**Exercise details**
No images are to be carried over; print all other material exactly as it stands.

START The data

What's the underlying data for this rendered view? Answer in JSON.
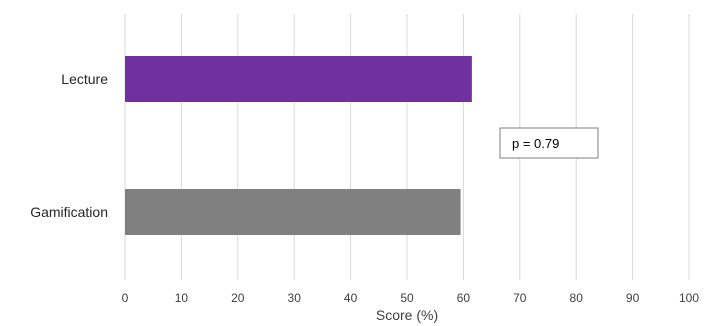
{
  "chart_data": {
    "type": "bar",
    "orientation": "horizontal",
    "categories": [
      "Lecture",
      "Gamification"
    ],
    "values": [
      61.5,
      59.5
    ],
    "colors": [
      "#7030a0",
      "#808080"
    ],
    "xlabel": "Score (%)",
    "ylabel": "",
    "xlim": [
      0,
      100
    ],
    "x_ticks": [
      0,
      10,
      20,
      30,
      40,
      50,
      60,
      70,
      80,
      90,
      100
    ],
    "grid": true,
    "annotation": "p = 0.79"
  }
}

END The data

**Solution for this problem**
What's the underlying data for this rendered view? Answer in JSON.
{
  "chart_data": {
    "type": "bar",
    "orientation": "horizontal",
    "categories": [
      "Lecture",
      "Gamification"
    ],
    "values": [
      61.5,
      59.5
    ],
    "colors": [
      "#7030a0",
      "#808080"
    ],
    "xlabel": "Score (%)",
    "ylabel": "",
    "xlim": [
      0,
      100
    ],
    "x_ticks": [
      0,
      10,
      20,
      30,
      40,
      50,
      60,
      70,
      80,
      90,
      100
    ],
    "grid": true,
    "annotation": "p = 0.79"
  }
}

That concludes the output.